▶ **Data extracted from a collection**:
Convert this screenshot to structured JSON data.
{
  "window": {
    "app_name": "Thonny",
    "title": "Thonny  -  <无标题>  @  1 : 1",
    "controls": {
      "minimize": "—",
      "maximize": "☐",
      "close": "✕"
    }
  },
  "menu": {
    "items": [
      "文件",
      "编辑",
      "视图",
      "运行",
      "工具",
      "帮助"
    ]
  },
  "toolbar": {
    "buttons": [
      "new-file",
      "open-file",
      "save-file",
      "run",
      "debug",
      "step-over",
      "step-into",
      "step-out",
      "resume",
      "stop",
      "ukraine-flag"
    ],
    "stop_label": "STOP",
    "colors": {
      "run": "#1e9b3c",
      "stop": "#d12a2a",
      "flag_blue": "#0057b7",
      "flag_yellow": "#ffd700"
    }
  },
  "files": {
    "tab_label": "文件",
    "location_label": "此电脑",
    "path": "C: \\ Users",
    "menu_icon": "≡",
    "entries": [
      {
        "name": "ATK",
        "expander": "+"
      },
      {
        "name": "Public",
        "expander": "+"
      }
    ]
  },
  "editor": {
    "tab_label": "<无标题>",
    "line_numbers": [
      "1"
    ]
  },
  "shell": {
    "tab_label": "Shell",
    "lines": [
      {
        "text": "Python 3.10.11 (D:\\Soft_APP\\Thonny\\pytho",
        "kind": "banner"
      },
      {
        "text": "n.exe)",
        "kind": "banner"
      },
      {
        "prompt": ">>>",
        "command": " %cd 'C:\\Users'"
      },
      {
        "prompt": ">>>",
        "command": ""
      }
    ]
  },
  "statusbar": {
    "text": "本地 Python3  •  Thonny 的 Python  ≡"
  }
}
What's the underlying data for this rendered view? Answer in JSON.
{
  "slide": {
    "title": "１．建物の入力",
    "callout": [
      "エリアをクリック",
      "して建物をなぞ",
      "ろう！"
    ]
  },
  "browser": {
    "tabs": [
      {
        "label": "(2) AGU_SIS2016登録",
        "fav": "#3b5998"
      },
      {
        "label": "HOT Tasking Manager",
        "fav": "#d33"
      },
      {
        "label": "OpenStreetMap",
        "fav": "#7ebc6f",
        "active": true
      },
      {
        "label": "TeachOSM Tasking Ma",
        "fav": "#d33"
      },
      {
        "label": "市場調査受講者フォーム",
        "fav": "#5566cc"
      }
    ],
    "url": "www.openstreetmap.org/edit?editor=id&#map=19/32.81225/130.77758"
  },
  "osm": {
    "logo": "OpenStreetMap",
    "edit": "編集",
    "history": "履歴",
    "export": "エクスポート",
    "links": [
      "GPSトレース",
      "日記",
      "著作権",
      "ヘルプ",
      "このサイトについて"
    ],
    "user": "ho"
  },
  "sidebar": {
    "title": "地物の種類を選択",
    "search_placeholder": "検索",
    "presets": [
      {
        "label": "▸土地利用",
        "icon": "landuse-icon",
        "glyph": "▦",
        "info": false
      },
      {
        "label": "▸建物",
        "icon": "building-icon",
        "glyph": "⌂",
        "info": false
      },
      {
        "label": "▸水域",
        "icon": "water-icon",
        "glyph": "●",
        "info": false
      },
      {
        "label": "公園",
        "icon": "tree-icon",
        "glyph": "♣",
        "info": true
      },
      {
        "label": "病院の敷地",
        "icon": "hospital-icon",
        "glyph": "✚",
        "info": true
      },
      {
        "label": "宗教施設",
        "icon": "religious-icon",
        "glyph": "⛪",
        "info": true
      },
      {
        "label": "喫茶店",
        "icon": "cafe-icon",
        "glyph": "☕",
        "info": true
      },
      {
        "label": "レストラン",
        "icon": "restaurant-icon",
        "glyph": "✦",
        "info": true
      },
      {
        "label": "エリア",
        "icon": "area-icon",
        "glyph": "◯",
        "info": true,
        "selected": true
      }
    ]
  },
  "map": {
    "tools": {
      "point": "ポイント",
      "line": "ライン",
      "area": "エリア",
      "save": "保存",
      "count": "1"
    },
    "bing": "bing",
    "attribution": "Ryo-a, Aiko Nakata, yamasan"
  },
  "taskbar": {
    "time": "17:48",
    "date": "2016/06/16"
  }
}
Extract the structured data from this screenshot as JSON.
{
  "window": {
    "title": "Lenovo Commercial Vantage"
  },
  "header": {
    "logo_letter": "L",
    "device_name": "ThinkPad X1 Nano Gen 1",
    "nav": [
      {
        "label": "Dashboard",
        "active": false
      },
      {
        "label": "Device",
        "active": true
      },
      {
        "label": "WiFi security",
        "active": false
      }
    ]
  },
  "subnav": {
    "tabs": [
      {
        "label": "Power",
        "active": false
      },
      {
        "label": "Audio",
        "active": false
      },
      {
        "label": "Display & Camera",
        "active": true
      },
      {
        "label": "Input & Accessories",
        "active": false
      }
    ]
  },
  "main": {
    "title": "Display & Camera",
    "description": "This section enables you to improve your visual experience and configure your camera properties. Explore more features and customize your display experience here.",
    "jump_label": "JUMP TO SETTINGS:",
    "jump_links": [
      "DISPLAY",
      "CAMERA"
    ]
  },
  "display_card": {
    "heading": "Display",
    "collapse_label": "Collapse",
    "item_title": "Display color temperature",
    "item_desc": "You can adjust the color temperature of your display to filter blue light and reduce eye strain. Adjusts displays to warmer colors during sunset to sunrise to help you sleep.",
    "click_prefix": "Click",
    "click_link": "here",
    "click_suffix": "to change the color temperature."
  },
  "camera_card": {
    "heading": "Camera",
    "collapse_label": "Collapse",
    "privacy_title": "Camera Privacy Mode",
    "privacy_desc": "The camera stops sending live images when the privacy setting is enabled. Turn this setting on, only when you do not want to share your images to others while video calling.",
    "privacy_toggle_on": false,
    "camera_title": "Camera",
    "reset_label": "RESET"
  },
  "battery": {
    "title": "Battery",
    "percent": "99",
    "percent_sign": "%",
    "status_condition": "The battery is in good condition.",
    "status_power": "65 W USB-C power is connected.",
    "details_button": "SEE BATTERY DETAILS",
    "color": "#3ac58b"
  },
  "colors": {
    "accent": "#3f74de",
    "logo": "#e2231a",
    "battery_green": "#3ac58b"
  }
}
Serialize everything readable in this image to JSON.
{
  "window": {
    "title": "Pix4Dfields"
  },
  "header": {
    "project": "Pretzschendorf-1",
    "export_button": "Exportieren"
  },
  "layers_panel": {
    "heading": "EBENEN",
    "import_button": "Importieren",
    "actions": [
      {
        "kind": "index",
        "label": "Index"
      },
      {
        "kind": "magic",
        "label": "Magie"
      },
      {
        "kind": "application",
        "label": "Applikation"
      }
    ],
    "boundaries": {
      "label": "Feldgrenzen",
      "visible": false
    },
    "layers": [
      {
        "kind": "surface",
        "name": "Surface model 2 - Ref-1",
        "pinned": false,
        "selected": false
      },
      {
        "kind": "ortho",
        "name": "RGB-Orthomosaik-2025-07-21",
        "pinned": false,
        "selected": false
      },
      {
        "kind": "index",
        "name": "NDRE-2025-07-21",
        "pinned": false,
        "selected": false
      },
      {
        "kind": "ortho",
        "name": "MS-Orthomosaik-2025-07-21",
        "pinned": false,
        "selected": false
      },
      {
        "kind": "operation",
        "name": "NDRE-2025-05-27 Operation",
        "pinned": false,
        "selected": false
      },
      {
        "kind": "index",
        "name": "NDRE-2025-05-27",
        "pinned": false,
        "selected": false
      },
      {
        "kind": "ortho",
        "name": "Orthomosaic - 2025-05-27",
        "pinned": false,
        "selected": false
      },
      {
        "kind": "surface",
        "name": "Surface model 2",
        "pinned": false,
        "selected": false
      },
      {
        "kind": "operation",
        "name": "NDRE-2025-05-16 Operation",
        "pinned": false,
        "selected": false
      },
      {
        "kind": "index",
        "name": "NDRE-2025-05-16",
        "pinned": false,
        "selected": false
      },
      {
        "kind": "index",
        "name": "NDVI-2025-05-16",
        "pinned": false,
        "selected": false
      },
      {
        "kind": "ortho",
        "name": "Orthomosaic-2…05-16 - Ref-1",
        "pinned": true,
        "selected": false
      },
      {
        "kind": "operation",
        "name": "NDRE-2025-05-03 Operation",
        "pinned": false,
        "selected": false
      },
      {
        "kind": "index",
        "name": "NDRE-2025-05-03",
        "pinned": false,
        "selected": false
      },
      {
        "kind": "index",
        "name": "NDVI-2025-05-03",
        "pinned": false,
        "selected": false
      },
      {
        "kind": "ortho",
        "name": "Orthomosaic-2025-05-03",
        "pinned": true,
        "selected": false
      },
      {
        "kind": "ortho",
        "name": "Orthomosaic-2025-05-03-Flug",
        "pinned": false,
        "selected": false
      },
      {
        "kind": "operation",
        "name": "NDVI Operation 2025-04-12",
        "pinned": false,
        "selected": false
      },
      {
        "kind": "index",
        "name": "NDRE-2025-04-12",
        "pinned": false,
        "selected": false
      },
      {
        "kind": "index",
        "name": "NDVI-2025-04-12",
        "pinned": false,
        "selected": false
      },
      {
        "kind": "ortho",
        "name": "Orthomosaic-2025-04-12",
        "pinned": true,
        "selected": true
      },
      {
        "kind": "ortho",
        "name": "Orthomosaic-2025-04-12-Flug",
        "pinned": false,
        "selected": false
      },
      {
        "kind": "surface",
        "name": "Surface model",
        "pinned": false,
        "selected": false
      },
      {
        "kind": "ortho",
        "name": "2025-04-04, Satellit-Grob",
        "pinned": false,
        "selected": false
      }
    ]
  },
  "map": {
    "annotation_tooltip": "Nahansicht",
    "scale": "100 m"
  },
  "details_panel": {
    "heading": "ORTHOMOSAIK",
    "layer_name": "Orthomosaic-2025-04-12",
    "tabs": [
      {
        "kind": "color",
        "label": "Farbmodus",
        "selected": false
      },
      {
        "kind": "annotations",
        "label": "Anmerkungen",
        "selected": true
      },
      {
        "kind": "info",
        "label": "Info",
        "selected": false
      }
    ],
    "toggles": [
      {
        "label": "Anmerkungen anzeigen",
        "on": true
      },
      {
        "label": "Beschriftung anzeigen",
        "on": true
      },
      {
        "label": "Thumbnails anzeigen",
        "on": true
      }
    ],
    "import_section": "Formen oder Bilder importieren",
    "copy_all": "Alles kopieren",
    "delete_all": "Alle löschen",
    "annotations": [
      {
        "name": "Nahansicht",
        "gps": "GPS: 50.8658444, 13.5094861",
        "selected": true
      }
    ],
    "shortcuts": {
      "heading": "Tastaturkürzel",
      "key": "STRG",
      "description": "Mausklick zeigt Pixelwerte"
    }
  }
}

▶ **What you are asked to do**:
List each line of the entries that holds the string "editor".

▶ **Problem solution**:
  "editor": {
    "url": "www.openstreetmap.org/edit?editor=id&#map=19/32.81225/130.77758"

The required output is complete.